*Task brief*: Copy out every record below with complete accuracy.

*Raw data*:
╭──
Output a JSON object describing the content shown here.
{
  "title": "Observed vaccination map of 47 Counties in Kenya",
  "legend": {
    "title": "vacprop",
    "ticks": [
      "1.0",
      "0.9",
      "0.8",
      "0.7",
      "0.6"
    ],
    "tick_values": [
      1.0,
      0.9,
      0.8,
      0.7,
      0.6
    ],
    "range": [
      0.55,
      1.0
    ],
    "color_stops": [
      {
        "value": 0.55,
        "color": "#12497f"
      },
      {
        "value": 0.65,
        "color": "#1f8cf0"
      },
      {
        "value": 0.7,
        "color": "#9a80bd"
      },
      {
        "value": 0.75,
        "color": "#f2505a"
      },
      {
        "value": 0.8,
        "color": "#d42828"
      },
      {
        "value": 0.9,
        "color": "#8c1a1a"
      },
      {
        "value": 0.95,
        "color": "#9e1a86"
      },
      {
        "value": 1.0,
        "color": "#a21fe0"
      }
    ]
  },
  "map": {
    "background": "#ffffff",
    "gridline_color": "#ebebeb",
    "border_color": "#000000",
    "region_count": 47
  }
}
╰──
*Answer to this problem*:
Output a JSON object describing the content shown here.
{
  "title": "Observed vaccination map of 47 Counties in Kenya",
  "legend": {
    "title": "vacprop",
    "ticks": [
      "1.0",
      "0.9",
      "0.8",
      "0.7",
      "0.6"
    ],
    "tick_values": [
      1.0,
      0.9,
      0.8,
      0.7,
      0.6
    ],
    "range": [
      0.55,
      1.0
    ],
    "color_stops": [
      {
        "value": 0.55,
        "color": "#12497f"
      },
      {
        "value": 0.65,
        "color": "#1f8cf0"
      },
      {
        "value": 0.7,
        "color": "#9a80bd"
      },
      {
        "value": 0.75,
        "color": "#f2505a"
      },
      {
        "value": 0.8,
        "color": "#d42828"
      },
      {
        "value": 0.9,
        "color": "#8c1a1a"
      },
      {
        "value": 0.95,
        "color": "#9e1a86"
      },
      {
        "value": 1.0,
        "color": "#a21fe0"
      }
    ]
  },
  "map": {
    "background": "#ffffff",
    "gridline_color": "#ebebeb",
    "border_color": "#000000",
    "region_count": 47
  }
}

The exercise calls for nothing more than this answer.